■ Record set:

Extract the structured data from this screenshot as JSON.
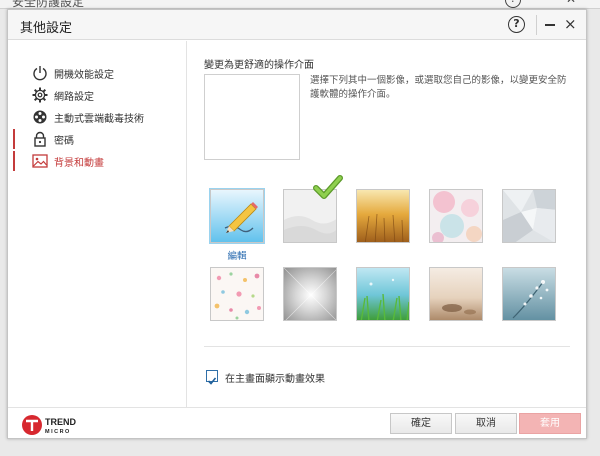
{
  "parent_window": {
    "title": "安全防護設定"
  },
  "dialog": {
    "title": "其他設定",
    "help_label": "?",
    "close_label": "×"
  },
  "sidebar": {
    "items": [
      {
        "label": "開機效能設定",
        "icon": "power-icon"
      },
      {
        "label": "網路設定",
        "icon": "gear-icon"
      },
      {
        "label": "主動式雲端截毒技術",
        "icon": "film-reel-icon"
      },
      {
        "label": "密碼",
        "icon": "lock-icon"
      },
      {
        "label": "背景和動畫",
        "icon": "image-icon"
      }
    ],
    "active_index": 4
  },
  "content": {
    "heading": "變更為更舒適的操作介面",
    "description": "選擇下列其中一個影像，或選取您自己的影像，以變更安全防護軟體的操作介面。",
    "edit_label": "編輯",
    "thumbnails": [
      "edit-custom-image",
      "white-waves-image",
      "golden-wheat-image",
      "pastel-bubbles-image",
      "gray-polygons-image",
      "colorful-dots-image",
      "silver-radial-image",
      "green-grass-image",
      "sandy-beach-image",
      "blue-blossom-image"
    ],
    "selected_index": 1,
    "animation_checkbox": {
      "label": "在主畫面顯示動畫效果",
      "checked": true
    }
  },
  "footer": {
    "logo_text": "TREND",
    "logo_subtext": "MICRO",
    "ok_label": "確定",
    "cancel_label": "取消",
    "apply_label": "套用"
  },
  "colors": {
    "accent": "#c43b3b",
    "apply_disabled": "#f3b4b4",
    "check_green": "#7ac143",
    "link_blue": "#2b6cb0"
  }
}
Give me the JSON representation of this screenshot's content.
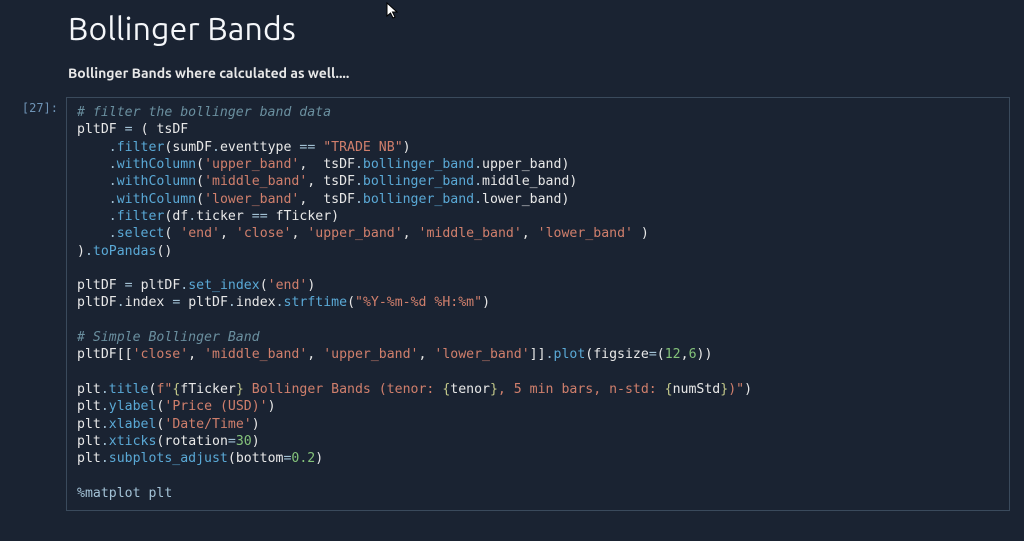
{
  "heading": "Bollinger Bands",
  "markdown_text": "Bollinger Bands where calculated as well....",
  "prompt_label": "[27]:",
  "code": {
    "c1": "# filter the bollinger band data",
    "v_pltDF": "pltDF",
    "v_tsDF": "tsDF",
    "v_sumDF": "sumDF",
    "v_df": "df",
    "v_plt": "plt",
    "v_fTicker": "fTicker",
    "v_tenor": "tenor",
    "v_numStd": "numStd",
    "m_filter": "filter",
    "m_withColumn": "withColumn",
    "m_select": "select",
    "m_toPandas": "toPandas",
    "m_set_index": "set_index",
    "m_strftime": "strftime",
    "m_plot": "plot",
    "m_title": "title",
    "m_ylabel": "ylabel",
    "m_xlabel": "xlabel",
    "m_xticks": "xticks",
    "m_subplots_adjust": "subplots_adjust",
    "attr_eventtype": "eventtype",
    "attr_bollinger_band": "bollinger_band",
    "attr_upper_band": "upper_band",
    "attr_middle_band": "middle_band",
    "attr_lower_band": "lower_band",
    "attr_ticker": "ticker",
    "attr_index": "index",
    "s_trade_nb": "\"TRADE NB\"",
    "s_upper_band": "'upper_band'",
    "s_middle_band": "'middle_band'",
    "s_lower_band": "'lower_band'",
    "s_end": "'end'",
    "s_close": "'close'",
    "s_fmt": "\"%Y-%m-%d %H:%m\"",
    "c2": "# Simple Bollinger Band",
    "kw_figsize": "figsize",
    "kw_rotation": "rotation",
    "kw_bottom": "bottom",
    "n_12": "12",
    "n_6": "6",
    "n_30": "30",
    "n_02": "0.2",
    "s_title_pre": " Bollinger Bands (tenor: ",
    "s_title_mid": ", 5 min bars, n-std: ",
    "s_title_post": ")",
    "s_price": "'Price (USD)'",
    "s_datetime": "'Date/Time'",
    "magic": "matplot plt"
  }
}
...
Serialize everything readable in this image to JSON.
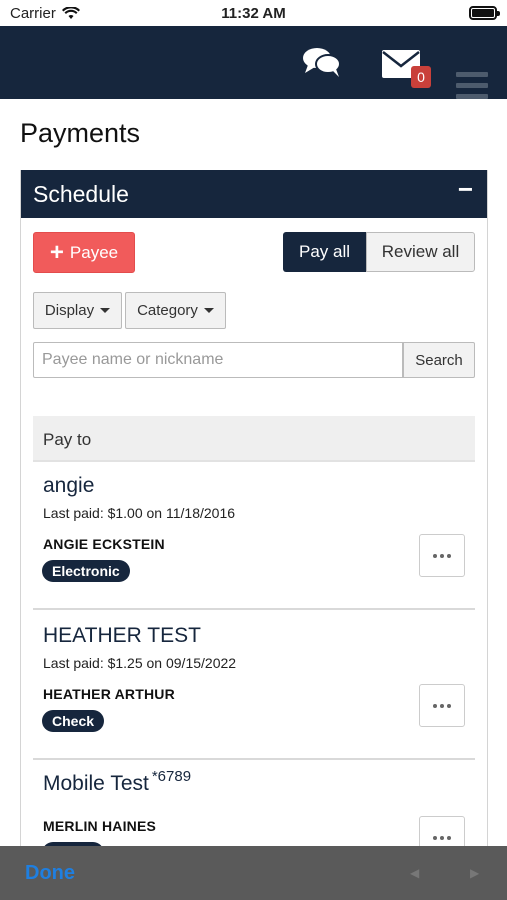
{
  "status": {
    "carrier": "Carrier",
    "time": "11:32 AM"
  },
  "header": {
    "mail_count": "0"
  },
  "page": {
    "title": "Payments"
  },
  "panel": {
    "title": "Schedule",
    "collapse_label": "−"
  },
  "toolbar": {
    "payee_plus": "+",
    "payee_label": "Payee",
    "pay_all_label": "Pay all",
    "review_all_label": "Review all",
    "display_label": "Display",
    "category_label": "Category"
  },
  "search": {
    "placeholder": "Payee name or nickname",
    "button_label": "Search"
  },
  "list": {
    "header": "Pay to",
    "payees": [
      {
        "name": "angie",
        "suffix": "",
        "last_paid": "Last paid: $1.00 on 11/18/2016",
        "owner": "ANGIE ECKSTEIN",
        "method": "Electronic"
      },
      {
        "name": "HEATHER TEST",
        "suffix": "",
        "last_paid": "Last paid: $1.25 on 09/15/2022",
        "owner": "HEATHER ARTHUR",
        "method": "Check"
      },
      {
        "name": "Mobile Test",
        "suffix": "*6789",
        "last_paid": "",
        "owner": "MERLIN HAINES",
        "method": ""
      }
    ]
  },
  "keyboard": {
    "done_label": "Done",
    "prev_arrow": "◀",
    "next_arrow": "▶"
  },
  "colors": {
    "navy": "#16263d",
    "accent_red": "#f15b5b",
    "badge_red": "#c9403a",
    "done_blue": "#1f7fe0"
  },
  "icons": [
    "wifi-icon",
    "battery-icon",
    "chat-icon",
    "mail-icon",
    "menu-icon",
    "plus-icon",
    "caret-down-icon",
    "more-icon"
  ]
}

■ Set task: Scan the material above. Extract every line in which the word "tenor" occurs.

■ Reply:
    "v_tenor": "tenor",
    "s_title_pre": " Bollinger Bands (tenor: ",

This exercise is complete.